Exercise description
Your answer should be a single number: how many lines in the data below hold the string "presidenta".

(Dataset items)

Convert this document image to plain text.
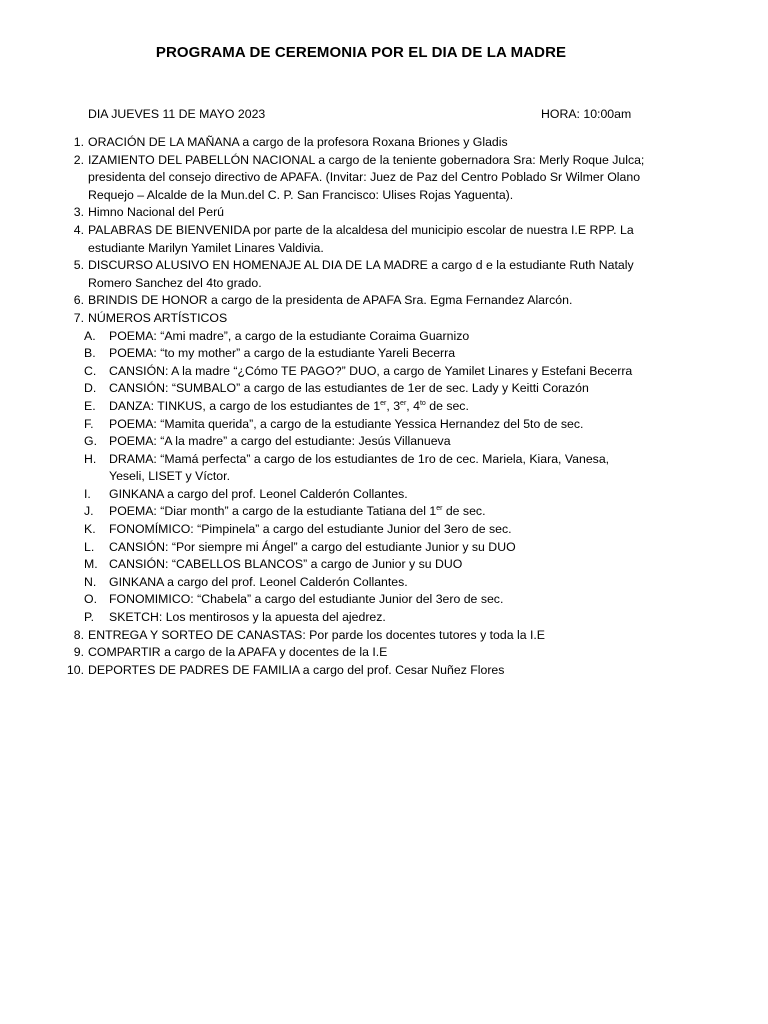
PROGRAMA DE CEREMONIA POR EL DIA DE LA MADRE
DIA JUEVES 11 DE MAYO 2023	HORA: 10:00am
1. ORACIÓN DE LA MAÑANA a cargo de la profesora Roxana Briones y Gladis
2. IZAMIENTO DEL PABELLÓN NACIONAL a cargo de la teniente gobernadora Sra: Merly Roque Julca; presidenta del consejo directivo de APAFA. (Invitar: Juez de Paz del Centro Poblado Sr Wilmer Olano Requejo – Alcalde de la Mun.del C. P. San Francisco: Ulises Rojas Yaguenta).
3. Himno Nacional del Perú
4. PALABRAS DE BIENVENIDA por parte de la alcaldesa del municipio escolar de nuestra I.E RPP. La estudiante Marilyn Yamilet Linares Valdivia.
5. DISCURSO ALUSIVO EN HOMENAJE AL DIA DE LA MADRE a cargo d e la estudiante Ruth Nataly Romero Sanchez del 4to grado.
6. BRINDIS DE HONOR a cargo de la presidenta de APAFA Sra. Egma Fernandez Alarcón.
7. NÚMEROS ARTÍSTICOS
A.	POEMA: “Ami madre”, a cargo de la estudiante Coraima Guarnizo
B.	POEMA: “to my mother” a cargo de la estudiante Yareli Becerra
C.	CANSIÓN: A la madre “¿Cómo TE PAGO?” DUO, a cargo de Yamilet Linares y Estefani Becerra
D.	CANSIÓN: “SUMBALO” a cargo de las estudiantes de 1er de sec. Lady y Keitti Corazón
E.	DANZA: TINKUS, a cargo de los estudiantes de 1er, 3er, $4^{to}$ de sec.
F.	POEMA: “Mamita querida”, a cargo de la estudiante Yessica Hernandez del 5to de sec.
G. POEMA: “A la madre” a cargo del estudiante: Jesús Villanueva
H.	DRAMA: “Mamá perfecta” a cargo de los estudiantes de 1ro de cec. Mariela, Kiara, Vanesa, Yeseli, LISET y Víctor.
I.	GINKANA a cargo del prof. Leonel Calderón Collantes.
J.	POEMA: “Diar month” a cargo de la estudiante Tatiana del 1er de sec.
K.	FONOMÍMICO: “Pimpinela” a cargo del estudiante Junior del 3ero de sec.
L.	CANSIÓN: “Por siempre mi Ángel” a cargo del estudiante Junior y su DUO
M. CANSIÓN: “CABELLOS BLANCOS” a cargo de Junior y su DUO
N.	GINKANA a cargo del prof. Leonel Calderón Collantes.
O. FONOMIMICO: “Chabela” a cargo del estudiante Junior del 3ero de sec.
P.	SKETCH: Los mentirosos y la apuesta del ajedrez.
8. ENTREGA Y SORTEO DE CANASTAS: Por parde los docentes tutores y toda la I.E
9. COMPARTIR a cargo de la APAFA y docentes de la I.E
10. DEPORTES DE PADRES DE FAMILIA a cargo del prof. Cesar Nuñez Flores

Response to the exercise
2